Requisitos de la tarea:
(A) En el fragmento sobre el negocio editorial, ¿qué pasaron a estudiar los editores cuando dejaron de leer manuscritos?
(B) Anota todas las palabras o expresiones en inglés que figuran en el fragmento sobre el negocio editorial.
(C) Prosigue el fragmento sobre el negocio editorial desde el punto en que se detiene.

Fragmento para leer:
····················

Los libros se compraban de forma masiva en las grandes
superficies comerciales, al lado de los detergentes y las pechugas de pollo; ir
de compras a los nuevos shopping malls
se convirtió en la forma preferida de entretenimiento familiar de un país
entero. Todo se compraba a crédito, por supuesto. Y así nos ha ido.
Esa burbuja fue un festín para las agencias literarias, que
añadían ceros y más ceros a los anticipos que cobraban sus autores (incluidos
muchos novelistas y ensayistas de alto nivel).
Y durante esos años se libró una batalla feroz dominada por
los grandes grupos editoriales, que arrebataban a la competencia grande o
pequeña sus autores de mayor venta a base de pagar enormes sumas a cuenta de royalties.
Los editores dejaron de leer manuscritos para dedicar horas a estudiar el panel Nielsen de libros más vendidos de la semana, y calcular cuánto dinero tentaría a tal o cual autor.
Durante unos años, fue también un periodo de crecimiento
inusitado de la facturación de ese ‘producto’ llamado libro, un nuevo universo
en el cual los autores se convertían en ‘marcas’, y las conversaciones de los
cenáculos literarios versaban acerca de dinero.
El baile multimillonario consolidó la invasión de
Latinoamérica por parte de los grandes grupos españoles, y permitió que algunos
grupos medianos, e incluso ciertas editoriales tradicionalmente de calidad,
entraran en la refriega y participaran de aquel festín.
El resultado supuso una paulatina aniquilación de los
editores locales de las distintas repúblicas americanas.
No fue eso todo. Además, se disparó la transformación del
escritor en entertainer, alguien cuya
aparición en los mass media fomentada por los editores (que necesitaban mayor
exposición de la ‘marca’ comprada a base de sumas difícilmente rentabilizables)

····················

Datos almacenados:
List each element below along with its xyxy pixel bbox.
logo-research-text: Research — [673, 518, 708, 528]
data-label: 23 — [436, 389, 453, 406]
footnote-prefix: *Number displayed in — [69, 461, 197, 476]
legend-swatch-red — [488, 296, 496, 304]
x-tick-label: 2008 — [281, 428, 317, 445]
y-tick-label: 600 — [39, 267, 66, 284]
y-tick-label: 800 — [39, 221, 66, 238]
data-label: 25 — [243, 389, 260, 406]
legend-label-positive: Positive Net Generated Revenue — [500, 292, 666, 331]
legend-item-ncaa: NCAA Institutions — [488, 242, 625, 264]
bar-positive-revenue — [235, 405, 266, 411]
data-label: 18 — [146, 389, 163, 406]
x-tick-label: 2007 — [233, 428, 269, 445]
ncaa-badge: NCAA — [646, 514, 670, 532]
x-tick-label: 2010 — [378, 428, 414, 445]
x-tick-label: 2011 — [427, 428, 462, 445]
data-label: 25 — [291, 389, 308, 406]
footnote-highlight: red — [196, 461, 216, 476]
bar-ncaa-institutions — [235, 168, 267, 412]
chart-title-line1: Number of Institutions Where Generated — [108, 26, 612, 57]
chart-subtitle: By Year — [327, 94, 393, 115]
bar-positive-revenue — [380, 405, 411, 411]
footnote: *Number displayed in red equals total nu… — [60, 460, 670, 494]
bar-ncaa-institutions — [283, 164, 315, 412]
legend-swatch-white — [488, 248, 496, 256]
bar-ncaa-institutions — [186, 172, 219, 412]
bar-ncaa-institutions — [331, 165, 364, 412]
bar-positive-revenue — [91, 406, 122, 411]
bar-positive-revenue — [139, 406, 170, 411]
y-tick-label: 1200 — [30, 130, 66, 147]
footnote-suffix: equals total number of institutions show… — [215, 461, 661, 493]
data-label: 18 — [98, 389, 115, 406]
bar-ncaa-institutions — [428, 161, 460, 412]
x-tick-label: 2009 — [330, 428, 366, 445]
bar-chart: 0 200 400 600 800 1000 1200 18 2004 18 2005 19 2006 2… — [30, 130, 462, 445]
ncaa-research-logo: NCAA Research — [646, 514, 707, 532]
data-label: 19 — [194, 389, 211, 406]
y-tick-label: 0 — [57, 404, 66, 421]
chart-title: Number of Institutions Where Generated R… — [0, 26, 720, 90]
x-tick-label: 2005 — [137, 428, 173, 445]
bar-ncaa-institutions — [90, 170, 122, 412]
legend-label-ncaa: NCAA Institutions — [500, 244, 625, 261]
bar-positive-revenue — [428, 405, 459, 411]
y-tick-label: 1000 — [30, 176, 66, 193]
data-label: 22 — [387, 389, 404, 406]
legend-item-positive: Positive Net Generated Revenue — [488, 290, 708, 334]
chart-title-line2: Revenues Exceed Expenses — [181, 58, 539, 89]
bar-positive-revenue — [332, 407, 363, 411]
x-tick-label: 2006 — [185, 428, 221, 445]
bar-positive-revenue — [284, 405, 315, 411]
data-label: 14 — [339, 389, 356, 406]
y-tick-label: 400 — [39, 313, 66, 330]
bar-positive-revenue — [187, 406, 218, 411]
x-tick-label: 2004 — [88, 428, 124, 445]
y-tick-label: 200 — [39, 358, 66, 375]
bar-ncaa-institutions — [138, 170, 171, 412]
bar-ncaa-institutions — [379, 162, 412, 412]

····················

Lista de respuestas:
(A) El panel Nielsen de libros más vendidos de la semana.

(B) shopping malls, royalties, entertainer, mass media

(C)
convertía al intelectual en alguien dispuesto a opinar sobre cualquier cosa con
tal de aumentar las ventas y los anticipos, aunque fuese a base de dar
espectáculo.
Todo eso no ha terminado en absoluto. En la miseria actual,
la batalla por quitar autores a la competencia y poner títulos en las listas de
best sellers continúa.
Pero la caída de las ventas desde comienzos del 2010 también
resulta espectacular. Y ha pillado con el pie cambiado a más de uno.
Pagados los anticipos que el agente calculó de acuerdo con
las ventas de la era millonaria, el editor comprueba hoy que le quedará sin
amortizar un 30, 40 o 50 por ciento de aquel anticipo firmado a ciegas por un
libro que no estaba aún escrito: era el precio de la ‘marca’. Incluso las
ventas del libro de bolsillo, pese a la ventaja del precio, han caído en
picado.
En cuanto al libro electrónico, es inexistente: apenas
alcanza el 1 por ciento de la facturación total. Es importante recordar que
profesores, médicos y enfermeras, y otros funcionarios públicos, que formaban
el grueso de la población aficionada a la lectura, han visto recortados sus
sueldos. Y que la masa de cinco millones de parados no está desde luego para
lujos como comprar libros.
Ahora, una tirada de 1.200 ejemplares cubre sobradamente las
ventas de una enorme proporción de los libros publicados, incluyendo los mal
llamados best sellers. Y los libros
con autor ‘marca’, esos que son mero entretenimiento para las masas, esos
‘productos’ que se venden mediante el marketing y la promoción, ya no alcanzan
ni la mitad de aquel millón de ejemplares de los años de vacas gordas.
Los editores habíamos tenido, antaño, una función social:
publicar ciertos libros que en lugar de dejar el mundo tal como estaba, lo
miraban de otra manera, lo transformaban. Con nuestro sello, cuya imagen y cuyo
prestigio se construían sin prisas y aceptando muchos riesgos, tratábamos de
recordar a quienes leían que había nuevas formas críticas de encarar la
realidad.
No sé cuánto queda de eso, ni cuánto quedará cuando el
reventón de la burbuja editorial arrase con casi todo. A día de hoy, mantener
vivo un catálogo de ensayo y literatura críticos como el de mi diminuta
editorial, ha supuesto sacrificios enormes, trabajar solo por amor al arte, y
buscar formas alternativas de ganarse el sustento.
Pero no son todo desdichas. Siguen apareciendo nuevos
originales que no dejan el mundo como estaba, sino que los critican y
transforman. Aún hay escritores capaces de pensar de otro modo. Publicar alguna
de esas obras todavía justifica que nos dediquemos a este extraño oficio.